** start of Task input **

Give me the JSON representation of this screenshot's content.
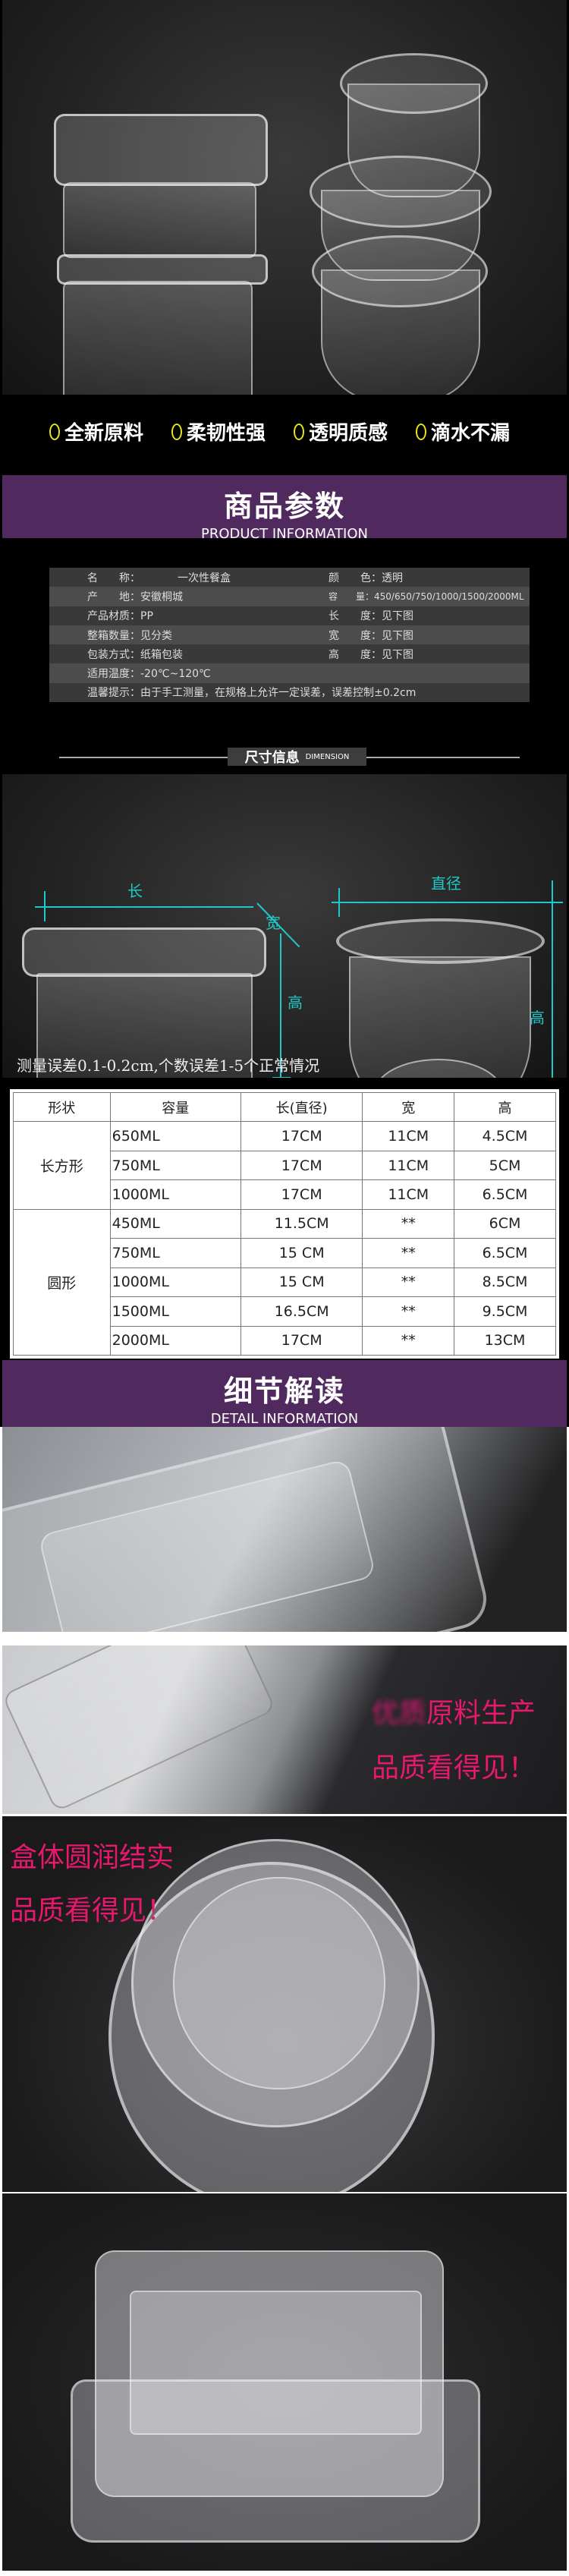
{
  "features": [
    {
      "label": "全新原料"
    },
    {
      "label": "柔韧性强"
    },
    {
      "label": "透明质感"
    },
    {
      "label": "滴水不漏"
    }
  ],
  "product_info": {
    "title": "商品参数",
    "subtitle": "PRODUCT INFORMATION"
  },
  "spec_rows": [
    {
      "left": "名　　称：　　　　一次性餐盒",
      "right": "颜　　色：透明"
    },
    {
      "left": "产　　地：安徽桐城",
      "right": "容　　量：450/650/750/1000/1500/2000ML"
    },
    {
      "left": "产品材质：PP",
      "right": "长　　度：见下图"
    },
    {
      "left": "整箱数量：见分类",
      "right": "宽　　度：见下图"
    },
    {
      "left": "包装方式：纸箱包装",
      "right": "高　　度：见下图"
    },
    {
      "left": "适用温度：-20℃~120℃",
      "right": ""
    },
    {
      "left": "温馨提示：由于手工测量，在规格上允许一定误差，误差控制±0.2cm",
      "right": ""
    }
  ],
  "dimension": {
    "title": "尺寸信息",
    "subtitle": "DIMENSION",
    "labels": {
      "length": "长",
      "width": "宽",
      "height": "高",
      "diameter": "直径",
      "height_round": "高"
    },
    "caption": "测量误差0.1-0.2cm,个数误差1-5个正常情况",
    "accent": "#1ec8c8"
  },
  "size_table": {
    "headers": [
      "形状",
      "容量",
      "长(直径)",
      "宽",
      "高"
    ],
    "groups": [
      {
        "shape": "长方形",
        "rows": [
          [
            "650ML",
            "17CM",
            "11CM",
            "4.5CM"
          ],
          [
            "750ML",
            "17CM",
            "11CM",
            "5CM"
          ],
          [
            "1000ML",
            "17CM",
            "11CM",
            "6.5CM"
          ]
        ]
      },
      {
        "shape": "圆形",
        "rows": [
          [
            "450ML",
            "11.5CM",
            "**",
            "6CM"
          ],
          [
            "750ML",
            "15 CM",
            "**",
            "6.5CM"
          ],
          [
            "1000ML",
            "15 CM",
            "**",
            "8.5CM"
          ],
          [
            "1500ML",
            "16.5CM",
            "**",
            "9.5CM"
          ],
          [
            "2000ML",
            "17CM",
            "**",
            "13CM"
          ]
        ]
      }
    ]
  },
  "detail_info": {
    "title": "细节解读",
    "subtitle": "DETAIL INFORMATION"
  },
  "detail_captions": {
    "d2_line1_blurred": "优质",
    "d2_line1": "原料生产",
    "d2_line2": "品质看得见！",
    "d3_line1": "盒体圆润结实",
    "d3_line2": "品质看得见！",
    "color": "#e8186e"
  }
}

** end of Task input **

Required task.
Exclude all images and restate the records above word for word.

Answer in full.
Give me the JSON representation of this screenshot's content.
{
  "features": [
    {
      "label": "全新原料"
    },
    {
      "label": "柔韧性强"
    },
    {
      "label": "透明质感"
    },
    {
      "label": "滴水不漏"
    }
  ],
  "product_info": {
    "title": "商品参数",
    "subtitle": "PRODUCT INFORMATION"
  },
  "spec_rows": [
    {
      "left": "名　　称：　　　　一次性餐盒",
      "right": "颜　　色：透明"
    },
    {
      "left": "产　　地：安徽桐城",
      "right": "容　　量：450/650/750/1000/1500/2000ML"
    },
    {
      "left": "产品材质：PP",
      "right": "长　　度：见下图"
    },
    {
      "left": "整箱数量：见分类",
      "right": "宽　　度：见下图"
    },
    {
      "left": "包装方式：纸箱包装",
      "right": "高　　度：见下图"
    },
    {
      "left": "适用温度：-20℃~120℃",
      "right": ""
    },
    {
      "left": "温馨提示：由于手工测量，在规格上允许一定误差，误差控制±0.2cm",
      "right": ""
    }
  ],
  "dimension": {
    "title": "尺寸信息",
    "subtitle": "DIMENSION",
    "labels": {
      "length": "长",
      "width": "宽",
      "height": "高",
      "diameter": "直径",
      "height_round": "高"
    },
    "caption": "测量误差0.1-0.2cm,个数误差1-5个正常情况",
    "accent": "#1ec8c8"
  },
  "size_table": {
    "headers": [
      "形状",
      "容量",
      "长(直径)",
      "宽",
      "高"
    ],
    "groups": [
      {
        "shape": "长方形",
        "rows": [
          [
            "650ML",
            "17CM",
            "11CM",
            "4.5CM"
          ],
          [
            "750ML",
            "17CM",
            "11CM",
            "5CM"
          ],
          [
            "1000ML",
            "17CM",
            "11CM",
            "6.5CM"
          ]
        ]
      },
      {
        "shape": "圆形",
        "rows": [
          [
            "450ML",
            "11.5CM",
            "**",
            "6CM"
          ],
          [
            "750ML",
            "15 CM",
            "**",
            "6.5CM"
          ],
          [
            "1000ML",
            "15 CM",
            "**",
            "8.5CM"
          ],
          [
            "1500ML",
            "16.5CM",
            "**",
            "9.5CM"
          ],
          [
            "2000ML",
            "17CM",
            "**",
            "13CM"
          ]
        ]
      }
    ]
  },
  "detail_info": {
    "title": "细节解读",
    "subtitle": "DETAIL INFORMATION"
  },
  "detail_captions": {
    "d2_line1_blurred": "优质",
    "d2_line1": "原料生产",
    "d2_line2": "品质看得见！",
    "d3_line1": "盒体圆润结实",
    "d3_line2": "品质看得见！",
    "color": "#e8186e"
  }
}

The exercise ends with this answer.